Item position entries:
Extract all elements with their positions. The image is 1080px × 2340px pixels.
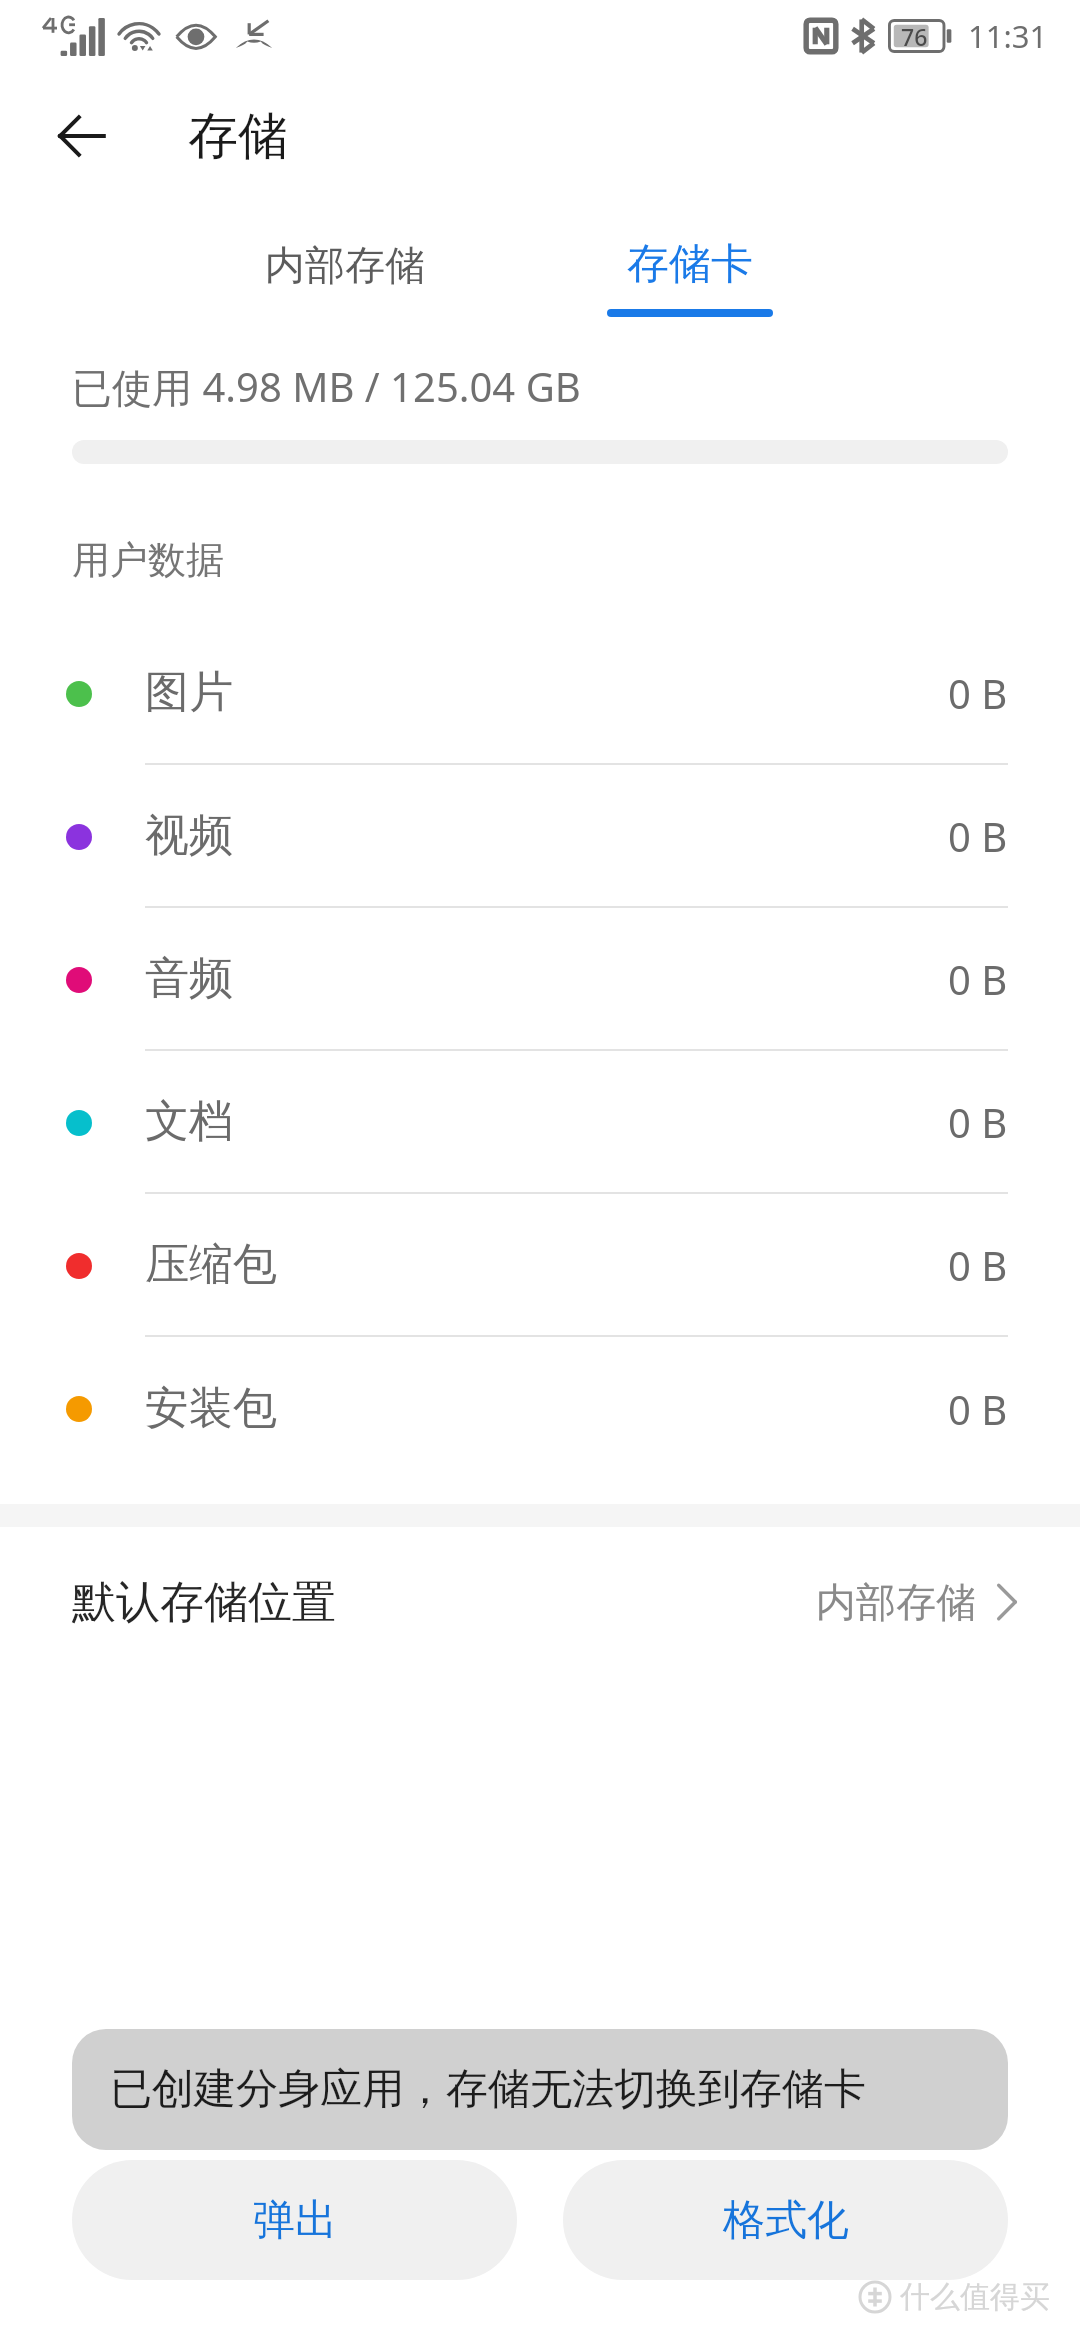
staticText: 默认存储位置: [72, 1575, 336, 1630]
staticText: 音频: [145, 951, 233, 1006]
button[interactable]: 图片: [0, 622, 1080, 765]
staticText: 已使用 4.98 MB / 125.04 GB: [72, 359, 581, 414]
staticText: 图片: [145, 665, 233, 720]
button[interactable]: 格式化: [563, 2160, 1008, 2280]
staticText: 用户数据: [72, 536, 224, 584]
button[interactable]: 视频: [0, 765, 1080, 908]
staticText: 已创建分身应用，存储无法切换到存储卡: [110, 2063, 866, 2116]
staticText: 什么值得买: [900, 2278, 1050, 2316]
staticText: 格式化: [723, 2194, 849, 2247]
staticText: 11:31: [968, 15, 1048, 57]
staticText: 内部存储: [265, 240, 425, 290]
button[interactable]: 内部存储: [230, 200, 460, 335]
staticText: 0 B: [948, 1382, 1008, 1436]
button[interactable]: 文档: [0, 1051, 1080, 1194]
button[interactable]: 安装包: [0, 1337, 1080, 1480]
staticText: 0 B: [948, 1095, 1008, 1149]
button[interactable]: 弹出: [72, 2160, 517, 2280]
staticText: 0 B: [948, 952, 1008, 1006]
staticText: 文档: [145, 1094, 233, 1149]
staticText: 0 B: [948, 1238, 1008, 1292]
button[interactable]: 返回: [40, 94, 124, 178]
staticText: 存储: [188, 105, 288, 168]
staticText: 0 B: [948, 666, 1008, 720]
staticText: 76: [901, 21, 928, 52]
button[interactable]: 默认存储位置: [0, 1527, 1080, 1677]
button[interactable]: 音频: [0, 908, 1080, 1051]
staticText: 内部存储: [816, 1577, 976, 1627]
staticText: 0 B: [948, 809, 1008, 863]
button[interactable]: 压缩包: [0, 1194, 1080, 1337]
staticText: 弹出: [253, 2194, 337, 2247]
staticText: 安装包: [145, 1381, 277, 1436]
staticText: 视频: [145, 808, 233, 863]
staticText: 存储卡: [627, 238, 753, 291]
staticText: 压缩包: [145, 1237, 277, 1292]
button[interactable]: 存储卡: [570, 200, 810, 335]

• Set exercise
Extract every line of the material above word for word, without changing anything. Leave out the picture.

• Response
Extract all elements with their positions. The image is 1080px × 2340px pixels.
staticText: 默认存储位置: [72, 1575, 336, 1630]
staticText: 音频: [145, 951, 233, 1006]
button[interactable]: 图片: [0, 622, 1080, 765]
staticText: 已使用 4.98 MB / 125.04 GB: [72, 359, 581, 414]
staticText: 图片: [145, 665, 233, 720]
button[interactable]: 格式化: [563, 2160, 1008, 2280]
staticText: 用户数据: [72, 536, 224, 584]
button[interactable]: 视频: [0, 765, 1080, 908]
staticText: 已创建分身应用，存储无法切换到存储卡: [110, 2063, 866, 2116]
staticText: 什么值得买: [900, 2278, 1050, 2316]
staticText: 格式化: [723, 2194, 849, 2247]
staticText: 11:31: [968, 15, 1048, 57]
staticText: 内部存储: [265, 240, 425, 290]
button[interactable]: 内部存储: [230, 200, 460, 335]
staticText: 0 B: [948, 1382, 1008, 1436]
button[interactable]: 文档: [0, 1051, 1080, 1194]
button[interactable]: 安装包: [0, 1337, 1080, 1480]
staticText: 0 B: [948, 1095, 1008, 1149]
button[interactable]: 弹出: [72, 2160, 517, 2280]
staticText: 0 B: [948, 952, 1008, 1006]
staticText: 文档: [145, 1094, 233, 1149]
staticText: 0 B: [948, 1238, 1008, 1292]
button[interactable]: 返回: [40, 94, 124, 178]
staticText: 存储: [188, 105, 288, 168]
staticText: 0 B: [948, 666, 1008, 720]
staticText: 76: [901, 21, 928, 52]
button[interactable]: 默认存储位置: [0, 1527, 1080, 1677]
button[interactable]: 音频: [0, 908, 1080, 1051]
staticText: 内部存储: [816, 1577, 976, 1627]
staticText: 0 B: [948, 809, 1008, 863]
button[interactable]: 压缩包: [0, 1194, 1080, 1337]
staticText: 弹出: [253, 2194, 337, 2247]
staticText: 安装包: [145, 1381, 277, 1436]
staticText: 视频: [145, 808, 233, 863]
staticText: 存储卡: [627, 238, 753, 291]
staticText: 压缩包: [145, 1237, 277, 1292]
button[interactable]: 存储卡: [570, 200, 810, 335]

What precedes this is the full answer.